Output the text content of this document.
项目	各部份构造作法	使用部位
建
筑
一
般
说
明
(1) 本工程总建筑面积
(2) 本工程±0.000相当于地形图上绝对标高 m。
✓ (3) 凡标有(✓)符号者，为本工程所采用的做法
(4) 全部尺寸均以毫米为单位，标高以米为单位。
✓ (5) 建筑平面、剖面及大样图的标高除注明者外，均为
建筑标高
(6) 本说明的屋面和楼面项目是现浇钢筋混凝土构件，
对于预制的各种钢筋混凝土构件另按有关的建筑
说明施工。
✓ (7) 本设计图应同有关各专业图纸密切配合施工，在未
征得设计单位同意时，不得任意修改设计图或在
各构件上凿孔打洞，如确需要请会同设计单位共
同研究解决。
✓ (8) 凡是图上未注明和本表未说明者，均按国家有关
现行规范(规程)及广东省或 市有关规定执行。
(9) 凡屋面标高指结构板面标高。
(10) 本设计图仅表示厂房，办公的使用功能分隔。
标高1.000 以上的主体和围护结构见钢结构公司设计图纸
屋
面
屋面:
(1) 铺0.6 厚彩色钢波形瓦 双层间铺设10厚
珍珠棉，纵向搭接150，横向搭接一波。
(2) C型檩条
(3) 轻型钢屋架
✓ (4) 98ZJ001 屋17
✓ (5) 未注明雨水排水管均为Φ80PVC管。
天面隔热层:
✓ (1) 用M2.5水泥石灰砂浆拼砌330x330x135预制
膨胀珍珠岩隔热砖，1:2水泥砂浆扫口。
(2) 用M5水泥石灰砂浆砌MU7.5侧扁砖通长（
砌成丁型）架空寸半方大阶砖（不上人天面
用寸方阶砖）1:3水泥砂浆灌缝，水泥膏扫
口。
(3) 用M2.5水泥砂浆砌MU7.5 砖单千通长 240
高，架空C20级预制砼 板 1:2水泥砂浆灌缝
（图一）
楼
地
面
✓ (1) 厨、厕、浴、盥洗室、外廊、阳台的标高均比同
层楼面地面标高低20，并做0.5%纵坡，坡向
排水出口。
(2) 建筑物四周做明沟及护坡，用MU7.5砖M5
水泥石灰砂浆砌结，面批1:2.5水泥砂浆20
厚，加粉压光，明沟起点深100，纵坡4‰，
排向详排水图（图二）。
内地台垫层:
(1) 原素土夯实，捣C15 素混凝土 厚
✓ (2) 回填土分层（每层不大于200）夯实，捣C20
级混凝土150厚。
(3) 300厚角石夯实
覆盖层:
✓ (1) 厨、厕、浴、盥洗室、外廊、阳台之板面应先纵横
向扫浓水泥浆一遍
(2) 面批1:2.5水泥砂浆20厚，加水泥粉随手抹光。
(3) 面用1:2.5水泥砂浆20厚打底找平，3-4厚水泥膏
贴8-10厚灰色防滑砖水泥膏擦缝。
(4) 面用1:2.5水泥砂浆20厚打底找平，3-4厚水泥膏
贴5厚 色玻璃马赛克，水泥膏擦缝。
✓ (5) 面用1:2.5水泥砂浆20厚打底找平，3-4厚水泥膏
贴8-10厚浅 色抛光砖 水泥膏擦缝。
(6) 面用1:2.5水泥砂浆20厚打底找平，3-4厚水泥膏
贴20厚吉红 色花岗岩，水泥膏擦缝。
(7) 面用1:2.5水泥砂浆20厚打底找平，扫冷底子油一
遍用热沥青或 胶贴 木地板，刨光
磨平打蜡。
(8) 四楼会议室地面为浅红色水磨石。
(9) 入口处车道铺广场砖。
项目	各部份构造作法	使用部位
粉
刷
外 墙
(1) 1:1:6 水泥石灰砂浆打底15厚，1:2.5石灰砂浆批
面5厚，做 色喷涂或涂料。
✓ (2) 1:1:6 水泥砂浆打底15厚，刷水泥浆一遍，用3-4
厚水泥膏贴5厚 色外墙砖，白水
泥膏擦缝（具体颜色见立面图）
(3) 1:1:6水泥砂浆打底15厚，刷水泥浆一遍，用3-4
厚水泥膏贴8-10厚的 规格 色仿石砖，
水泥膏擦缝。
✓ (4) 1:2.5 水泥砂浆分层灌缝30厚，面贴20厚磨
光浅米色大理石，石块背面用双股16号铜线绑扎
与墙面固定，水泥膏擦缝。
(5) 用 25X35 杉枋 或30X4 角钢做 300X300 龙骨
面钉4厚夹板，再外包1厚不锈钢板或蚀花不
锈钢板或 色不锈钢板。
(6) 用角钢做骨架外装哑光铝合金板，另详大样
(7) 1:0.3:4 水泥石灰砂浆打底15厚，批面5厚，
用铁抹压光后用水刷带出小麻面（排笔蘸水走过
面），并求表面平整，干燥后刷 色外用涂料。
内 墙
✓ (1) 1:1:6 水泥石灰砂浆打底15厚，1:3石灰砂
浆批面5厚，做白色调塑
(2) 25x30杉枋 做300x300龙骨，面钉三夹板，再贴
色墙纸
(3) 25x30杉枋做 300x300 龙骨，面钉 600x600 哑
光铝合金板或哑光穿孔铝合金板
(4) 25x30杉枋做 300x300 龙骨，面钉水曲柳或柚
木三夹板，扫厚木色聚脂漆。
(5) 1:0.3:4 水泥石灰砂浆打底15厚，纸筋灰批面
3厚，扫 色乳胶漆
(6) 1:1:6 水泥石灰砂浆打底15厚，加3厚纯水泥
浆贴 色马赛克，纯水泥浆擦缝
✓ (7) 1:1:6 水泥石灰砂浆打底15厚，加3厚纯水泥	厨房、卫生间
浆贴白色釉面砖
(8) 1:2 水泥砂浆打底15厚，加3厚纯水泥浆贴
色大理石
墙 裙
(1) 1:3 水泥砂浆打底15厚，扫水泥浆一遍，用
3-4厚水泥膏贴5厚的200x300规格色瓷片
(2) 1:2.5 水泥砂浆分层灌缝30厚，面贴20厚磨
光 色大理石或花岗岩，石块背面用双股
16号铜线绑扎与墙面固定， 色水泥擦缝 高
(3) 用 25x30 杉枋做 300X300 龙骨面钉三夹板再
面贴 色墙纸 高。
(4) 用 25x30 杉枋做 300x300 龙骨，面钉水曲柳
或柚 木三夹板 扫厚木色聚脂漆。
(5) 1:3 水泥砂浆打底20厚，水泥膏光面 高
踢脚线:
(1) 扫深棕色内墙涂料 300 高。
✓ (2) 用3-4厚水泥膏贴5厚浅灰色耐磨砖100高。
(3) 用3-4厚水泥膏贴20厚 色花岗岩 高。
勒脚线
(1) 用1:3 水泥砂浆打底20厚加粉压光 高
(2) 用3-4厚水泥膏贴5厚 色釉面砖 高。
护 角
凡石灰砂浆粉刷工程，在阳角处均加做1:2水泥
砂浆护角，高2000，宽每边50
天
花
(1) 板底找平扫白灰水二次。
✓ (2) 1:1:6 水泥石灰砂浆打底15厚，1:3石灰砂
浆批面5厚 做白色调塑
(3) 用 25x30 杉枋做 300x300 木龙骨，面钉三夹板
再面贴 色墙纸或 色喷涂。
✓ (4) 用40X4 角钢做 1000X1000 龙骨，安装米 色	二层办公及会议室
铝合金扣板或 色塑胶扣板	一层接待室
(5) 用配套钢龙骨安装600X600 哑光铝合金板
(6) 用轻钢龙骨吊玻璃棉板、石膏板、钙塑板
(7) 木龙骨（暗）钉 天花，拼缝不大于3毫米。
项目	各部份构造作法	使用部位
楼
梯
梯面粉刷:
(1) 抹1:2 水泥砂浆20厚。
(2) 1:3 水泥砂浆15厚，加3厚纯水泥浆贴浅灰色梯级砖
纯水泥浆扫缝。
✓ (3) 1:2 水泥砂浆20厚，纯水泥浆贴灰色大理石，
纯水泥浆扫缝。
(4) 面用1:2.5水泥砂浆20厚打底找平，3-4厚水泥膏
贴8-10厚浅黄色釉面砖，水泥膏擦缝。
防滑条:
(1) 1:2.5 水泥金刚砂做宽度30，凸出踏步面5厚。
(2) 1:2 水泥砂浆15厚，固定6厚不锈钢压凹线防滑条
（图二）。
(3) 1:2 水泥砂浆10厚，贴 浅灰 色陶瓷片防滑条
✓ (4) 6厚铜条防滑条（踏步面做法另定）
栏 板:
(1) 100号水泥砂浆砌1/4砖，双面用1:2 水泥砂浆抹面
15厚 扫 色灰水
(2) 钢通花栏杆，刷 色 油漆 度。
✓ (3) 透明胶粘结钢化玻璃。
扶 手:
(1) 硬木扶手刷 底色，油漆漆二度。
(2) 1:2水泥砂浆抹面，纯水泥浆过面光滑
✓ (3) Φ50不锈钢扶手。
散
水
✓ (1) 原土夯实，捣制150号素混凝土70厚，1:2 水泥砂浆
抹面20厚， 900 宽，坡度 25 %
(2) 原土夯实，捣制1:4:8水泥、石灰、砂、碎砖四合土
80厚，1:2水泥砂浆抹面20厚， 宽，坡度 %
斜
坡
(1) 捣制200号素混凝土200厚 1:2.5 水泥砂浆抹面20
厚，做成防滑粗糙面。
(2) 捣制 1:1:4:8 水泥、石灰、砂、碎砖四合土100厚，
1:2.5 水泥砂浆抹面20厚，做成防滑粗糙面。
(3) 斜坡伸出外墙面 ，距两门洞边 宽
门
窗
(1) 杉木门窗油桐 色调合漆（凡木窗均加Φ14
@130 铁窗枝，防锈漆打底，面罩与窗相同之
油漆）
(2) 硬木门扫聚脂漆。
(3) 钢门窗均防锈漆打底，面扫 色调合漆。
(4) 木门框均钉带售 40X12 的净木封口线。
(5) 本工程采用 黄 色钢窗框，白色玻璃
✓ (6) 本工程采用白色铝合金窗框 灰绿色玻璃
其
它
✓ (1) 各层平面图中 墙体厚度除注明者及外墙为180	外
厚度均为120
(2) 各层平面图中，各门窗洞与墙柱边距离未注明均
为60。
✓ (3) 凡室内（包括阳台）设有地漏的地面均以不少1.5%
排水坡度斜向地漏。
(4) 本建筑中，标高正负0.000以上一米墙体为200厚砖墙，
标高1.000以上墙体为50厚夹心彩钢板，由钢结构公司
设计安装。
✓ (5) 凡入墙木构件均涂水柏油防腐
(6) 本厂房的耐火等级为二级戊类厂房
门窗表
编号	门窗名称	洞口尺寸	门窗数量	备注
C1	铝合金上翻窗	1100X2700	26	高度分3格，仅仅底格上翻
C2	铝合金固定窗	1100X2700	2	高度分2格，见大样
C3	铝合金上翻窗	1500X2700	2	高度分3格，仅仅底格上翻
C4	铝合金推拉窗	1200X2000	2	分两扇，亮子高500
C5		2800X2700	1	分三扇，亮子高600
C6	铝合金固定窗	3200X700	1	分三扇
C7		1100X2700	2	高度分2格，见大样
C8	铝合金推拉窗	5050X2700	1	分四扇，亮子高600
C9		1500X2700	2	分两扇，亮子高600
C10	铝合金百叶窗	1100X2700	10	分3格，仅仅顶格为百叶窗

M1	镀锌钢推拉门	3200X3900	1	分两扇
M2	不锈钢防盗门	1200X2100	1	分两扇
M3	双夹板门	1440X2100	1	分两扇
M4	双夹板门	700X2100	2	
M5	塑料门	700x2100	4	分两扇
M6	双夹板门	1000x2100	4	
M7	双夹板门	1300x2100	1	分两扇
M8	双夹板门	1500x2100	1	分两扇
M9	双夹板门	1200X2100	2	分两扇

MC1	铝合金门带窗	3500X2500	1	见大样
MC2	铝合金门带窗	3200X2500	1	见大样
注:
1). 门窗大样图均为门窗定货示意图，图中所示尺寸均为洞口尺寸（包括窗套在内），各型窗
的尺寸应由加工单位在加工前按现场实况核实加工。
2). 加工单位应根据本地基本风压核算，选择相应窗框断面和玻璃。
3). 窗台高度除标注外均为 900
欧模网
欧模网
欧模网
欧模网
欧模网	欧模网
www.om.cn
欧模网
○ ○ ○ ○
▶ [Task requirements]: Extract from the material all lines containing the string "各层平面图中".

▶ [Exercise output]:
✓ (1) 各层平面图中 墙体厚度除注明者及外墙为180	外
(2) 各层平面图中，各门窗洞与墙柱边距离未注明均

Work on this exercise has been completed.